■ Short task ■
Determine the number of lines in the listing below where the string "автономным" occurs; answer with the number alone.

■ Data for processing ■
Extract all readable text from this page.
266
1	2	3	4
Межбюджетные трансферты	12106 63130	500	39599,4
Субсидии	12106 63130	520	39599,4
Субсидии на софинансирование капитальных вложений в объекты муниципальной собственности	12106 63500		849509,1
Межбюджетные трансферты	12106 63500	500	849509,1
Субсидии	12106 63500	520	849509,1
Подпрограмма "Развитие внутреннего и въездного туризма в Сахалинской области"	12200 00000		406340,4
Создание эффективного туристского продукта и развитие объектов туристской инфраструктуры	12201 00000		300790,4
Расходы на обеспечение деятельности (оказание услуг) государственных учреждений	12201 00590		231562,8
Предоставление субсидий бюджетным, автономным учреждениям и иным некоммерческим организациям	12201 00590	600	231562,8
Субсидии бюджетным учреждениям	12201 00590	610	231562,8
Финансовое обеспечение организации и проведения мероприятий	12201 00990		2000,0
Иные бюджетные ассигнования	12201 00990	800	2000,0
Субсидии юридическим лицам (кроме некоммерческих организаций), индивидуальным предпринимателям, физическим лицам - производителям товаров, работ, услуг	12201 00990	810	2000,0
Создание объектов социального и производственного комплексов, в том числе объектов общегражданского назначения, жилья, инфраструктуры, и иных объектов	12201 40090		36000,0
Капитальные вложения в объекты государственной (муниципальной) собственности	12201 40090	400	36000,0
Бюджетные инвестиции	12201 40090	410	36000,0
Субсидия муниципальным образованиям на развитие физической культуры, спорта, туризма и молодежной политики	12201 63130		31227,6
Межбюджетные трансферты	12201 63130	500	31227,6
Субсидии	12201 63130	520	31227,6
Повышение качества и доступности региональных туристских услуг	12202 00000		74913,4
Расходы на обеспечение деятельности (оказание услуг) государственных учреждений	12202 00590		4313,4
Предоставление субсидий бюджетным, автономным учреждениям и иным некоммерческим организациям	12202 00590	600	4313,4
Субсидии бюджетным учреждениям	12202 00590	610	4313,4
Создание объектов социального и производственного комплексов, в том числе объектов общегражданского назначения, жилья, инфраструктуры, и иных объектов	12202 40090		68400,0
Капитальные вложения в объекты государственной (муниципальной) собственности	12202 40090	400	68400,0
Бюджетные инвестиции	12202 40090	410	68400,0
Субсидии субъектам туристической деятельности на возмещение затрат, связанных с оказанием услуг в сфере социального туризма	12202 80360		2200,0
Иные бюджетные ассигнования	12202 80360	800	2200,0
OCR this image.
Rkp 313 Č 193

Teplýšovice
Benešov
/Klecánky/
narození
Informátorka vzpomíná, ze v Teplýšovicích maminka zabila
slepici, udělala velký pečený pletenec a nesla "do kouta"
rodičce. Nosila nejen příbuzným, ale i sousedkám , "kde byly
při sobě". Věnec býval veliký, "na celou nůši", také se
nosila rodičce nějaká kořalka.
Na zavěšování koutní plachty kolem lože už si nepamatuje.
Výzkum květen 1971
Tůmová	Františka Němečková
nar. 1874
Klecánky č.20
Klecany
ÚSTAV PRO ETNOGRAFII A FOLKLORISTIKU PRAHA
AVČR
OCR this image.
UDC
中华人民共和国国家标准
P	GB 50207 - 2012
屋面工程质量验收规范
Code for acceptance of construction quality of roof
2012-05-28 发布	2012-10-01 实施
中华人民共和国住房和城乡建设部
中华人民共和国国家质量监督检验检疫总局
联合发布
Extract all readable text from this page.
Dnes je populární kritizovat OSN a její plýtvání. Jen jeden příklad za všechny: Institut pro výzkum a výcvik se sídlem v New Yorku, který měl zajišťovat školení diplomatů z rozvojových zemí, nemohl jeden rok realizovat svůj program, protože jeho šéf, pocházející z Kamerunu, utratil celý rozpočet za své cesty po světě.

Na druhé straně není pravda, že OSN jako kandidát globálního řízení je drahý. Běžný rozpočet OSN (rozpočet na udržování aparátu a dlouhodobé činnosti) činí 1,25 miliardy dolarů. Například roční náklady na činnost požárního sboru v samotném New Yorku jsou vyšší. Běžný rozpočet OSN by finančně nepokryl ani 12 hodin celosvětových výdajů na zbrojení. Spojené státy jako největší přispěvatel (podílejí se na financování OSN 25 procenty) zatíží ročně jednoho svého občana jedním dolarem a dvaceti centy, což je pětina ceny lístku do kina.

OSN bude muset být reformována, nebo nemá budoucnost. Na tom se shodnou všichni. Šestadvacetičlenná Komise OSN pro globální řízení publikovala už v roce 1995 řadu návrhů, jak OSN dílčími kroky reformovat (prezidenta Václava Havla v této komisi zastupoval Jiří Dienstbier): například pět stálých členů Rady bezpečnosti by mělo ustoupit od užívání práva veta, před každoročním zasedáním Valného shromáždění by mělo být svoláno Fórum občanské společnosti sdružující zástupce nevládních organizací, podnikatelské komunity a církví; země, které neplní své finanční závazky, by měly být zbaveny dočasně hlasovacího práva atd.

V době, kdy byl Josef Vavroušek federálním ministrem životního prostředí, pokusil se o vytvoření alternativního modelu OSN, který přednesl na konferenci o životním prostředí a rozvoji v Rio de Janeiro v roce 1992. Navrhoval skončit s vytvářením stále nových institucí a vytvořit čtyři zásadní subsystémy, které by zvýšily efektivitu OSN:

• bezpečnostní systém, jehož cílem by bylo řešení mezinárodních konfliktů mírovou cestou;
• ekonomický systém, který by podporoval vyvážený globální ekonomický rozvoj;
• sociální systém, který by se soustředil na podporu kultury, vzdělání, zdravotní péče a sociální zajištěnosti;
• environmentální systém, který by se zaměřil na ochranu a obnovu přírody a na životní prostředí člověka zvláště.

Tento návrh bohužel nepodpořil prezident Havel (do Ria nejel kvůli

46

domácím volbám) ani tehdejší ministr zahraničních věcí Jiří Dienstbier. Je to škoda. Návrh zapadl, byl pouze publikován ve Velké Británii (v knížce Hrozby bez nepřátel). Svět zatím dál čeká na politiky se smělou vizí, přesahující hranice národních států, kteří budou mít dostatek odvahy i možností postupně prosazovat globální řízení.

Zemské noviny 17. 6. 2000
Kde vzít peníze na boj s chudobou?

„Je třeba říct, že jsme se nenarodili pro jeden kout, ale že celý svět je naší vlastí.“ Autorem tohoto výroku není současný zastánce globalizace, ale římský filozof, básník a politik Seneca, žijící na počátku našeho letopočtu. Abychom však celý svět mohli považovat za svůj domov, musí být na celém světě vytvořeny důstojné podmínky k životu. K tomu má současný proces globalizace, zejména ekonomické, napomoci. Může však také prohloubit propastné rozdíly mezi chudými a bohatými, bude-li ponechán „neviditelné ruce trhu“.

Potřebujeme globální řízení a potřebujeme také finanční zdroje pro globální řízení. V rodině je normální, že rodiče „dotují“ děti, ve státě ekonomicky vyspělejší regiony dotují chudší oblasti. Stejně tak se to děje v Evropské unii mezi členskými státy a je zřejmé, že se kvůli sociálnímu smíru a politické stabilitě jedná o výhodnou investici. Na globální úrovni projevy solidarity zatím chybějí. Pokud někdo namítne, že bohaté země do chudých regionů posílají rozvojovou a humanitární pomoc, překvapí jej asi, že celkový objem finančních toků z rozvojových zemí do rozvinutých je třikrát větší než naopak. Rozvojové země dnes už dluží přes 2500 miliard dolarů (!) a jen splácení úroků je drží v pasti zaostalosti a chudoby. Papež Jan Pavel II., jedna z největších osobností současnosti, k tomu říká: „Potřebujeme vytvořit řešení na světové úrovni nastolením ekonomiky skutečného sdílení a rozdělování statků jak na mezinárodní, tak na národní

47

■ Output for this task ■
2